* _TASK GOAL_: Each line containing the word "inverse" must be reported.

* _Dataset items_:
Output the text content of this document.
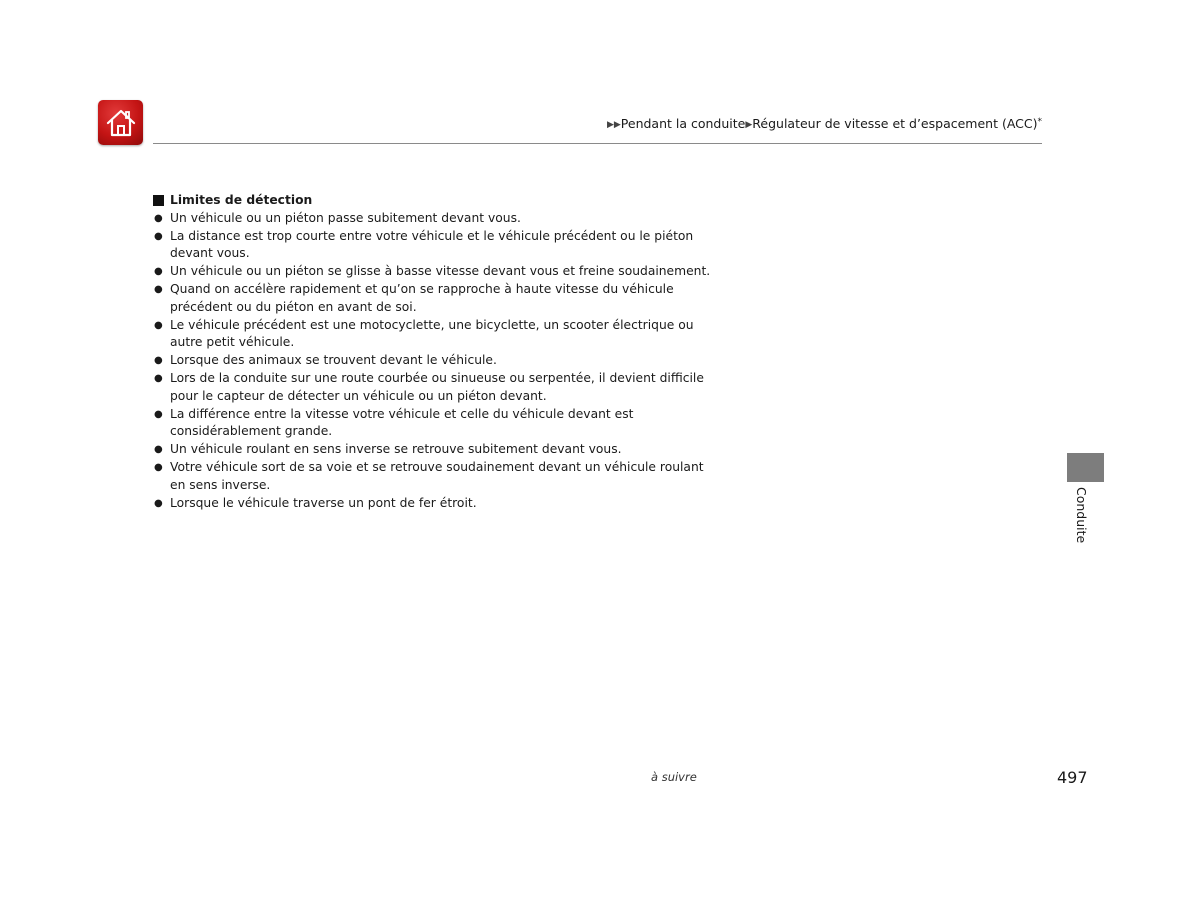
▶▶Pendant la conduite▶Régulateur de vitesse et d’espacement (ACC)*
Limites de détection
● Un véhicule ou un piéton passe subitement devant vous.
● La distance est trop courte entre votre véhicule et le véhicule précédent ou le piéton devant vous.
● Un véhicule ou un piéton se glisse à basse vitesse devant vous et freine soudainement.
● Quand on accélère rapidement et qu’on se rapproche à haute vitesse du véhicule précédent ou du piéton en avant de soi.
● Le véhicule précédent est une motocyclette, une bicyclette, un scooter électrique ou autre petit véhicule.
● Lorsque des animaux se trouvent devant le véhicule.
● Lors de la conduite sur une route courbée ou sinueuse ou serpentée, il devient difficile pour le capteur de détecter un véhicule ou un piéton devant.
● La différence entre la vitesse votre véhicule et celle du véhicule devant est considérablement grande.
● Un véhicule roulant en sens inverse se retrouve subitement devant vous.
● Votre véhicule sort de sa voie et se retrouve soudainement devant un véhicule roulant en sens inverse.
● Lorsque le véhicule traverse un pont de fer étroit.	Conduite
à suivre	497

==

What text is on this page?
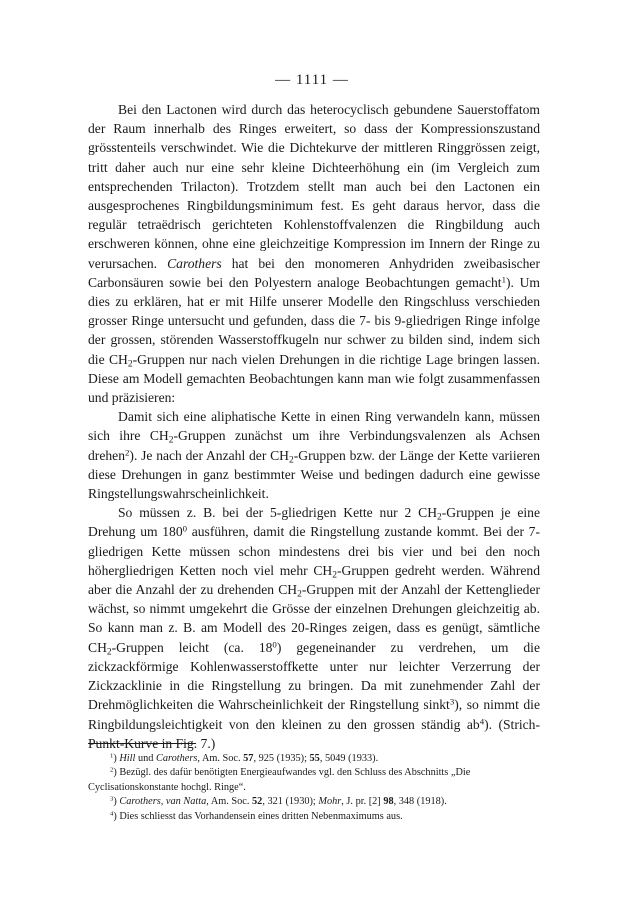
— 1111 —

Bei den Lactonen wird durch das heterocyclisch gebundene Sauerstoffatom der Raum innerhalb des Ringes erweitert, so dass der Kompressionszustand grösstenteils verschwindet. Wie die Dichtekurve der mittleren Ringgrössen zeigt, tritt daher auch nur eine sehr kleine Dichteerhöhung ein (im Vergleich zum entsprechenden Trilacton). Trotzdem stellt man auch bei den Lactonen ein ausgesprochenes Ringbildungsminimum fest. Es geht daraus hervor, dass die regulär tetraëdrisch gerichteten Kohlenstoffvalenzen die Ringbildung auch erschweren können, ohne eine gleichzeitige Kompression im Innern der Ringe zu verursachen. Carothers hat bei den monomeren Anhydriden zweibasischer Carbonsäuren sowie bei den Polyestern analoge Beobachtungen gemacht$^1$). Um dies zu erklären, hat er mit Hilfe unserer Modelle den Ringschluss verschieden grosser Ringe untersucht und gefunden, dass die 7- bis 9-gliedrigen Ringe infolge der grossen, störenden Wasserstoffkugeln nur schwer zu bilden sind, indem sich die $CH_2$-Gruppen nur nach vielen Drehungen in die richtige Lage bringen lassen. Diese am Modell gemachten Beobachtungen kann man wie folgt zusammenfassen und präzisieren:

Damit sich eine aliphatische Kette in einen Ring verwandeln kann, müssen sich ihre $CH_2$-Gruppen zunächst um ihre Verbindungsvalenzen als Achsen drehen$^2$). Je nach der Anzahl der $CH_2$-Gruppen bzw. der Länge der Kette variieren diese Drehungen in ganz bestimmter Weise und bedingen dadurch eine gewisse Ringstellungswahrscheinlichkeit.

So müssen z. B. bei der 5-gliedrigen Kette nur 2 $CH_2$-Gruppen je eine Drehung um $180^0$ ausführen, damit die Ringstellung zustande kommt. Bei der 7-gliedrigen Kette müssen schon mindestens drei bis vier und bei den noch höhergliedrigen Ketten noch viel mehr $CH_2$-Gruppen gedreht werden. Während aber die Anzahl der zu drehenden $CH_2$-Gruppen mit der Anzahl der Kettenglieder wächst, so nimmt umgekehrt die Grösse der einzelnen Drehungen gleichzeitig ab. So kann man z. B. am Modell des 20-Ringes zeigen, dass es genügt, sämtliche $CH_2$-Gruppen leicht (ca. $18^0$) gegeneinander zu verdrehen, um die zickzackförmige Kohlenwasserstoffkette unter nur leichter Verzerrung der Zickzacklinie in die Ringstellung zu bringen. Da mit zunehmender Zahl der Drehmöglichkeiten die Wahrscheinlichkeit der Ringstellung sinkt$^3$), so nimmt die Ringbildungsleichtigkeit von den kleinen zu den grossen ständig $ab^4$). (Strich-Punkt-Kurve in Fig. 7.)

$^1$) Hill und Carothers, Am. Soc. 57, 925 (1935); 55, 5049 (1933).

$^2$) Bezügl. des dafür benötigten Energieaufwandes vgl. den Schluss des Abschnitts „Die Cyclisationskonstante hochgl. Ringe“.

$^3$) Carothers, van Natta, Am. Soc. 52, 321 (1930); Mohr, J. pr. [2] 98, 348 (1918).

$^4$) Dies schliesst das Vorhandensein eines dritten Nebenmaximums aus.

* _RESPONSE_:
● Un véhicule roulant en sens inverse se retrouve subitement devant vous.
● Votre véhicule sort de sa voie et se retrouve soudainement devant un véhicule roulant en sens inverse.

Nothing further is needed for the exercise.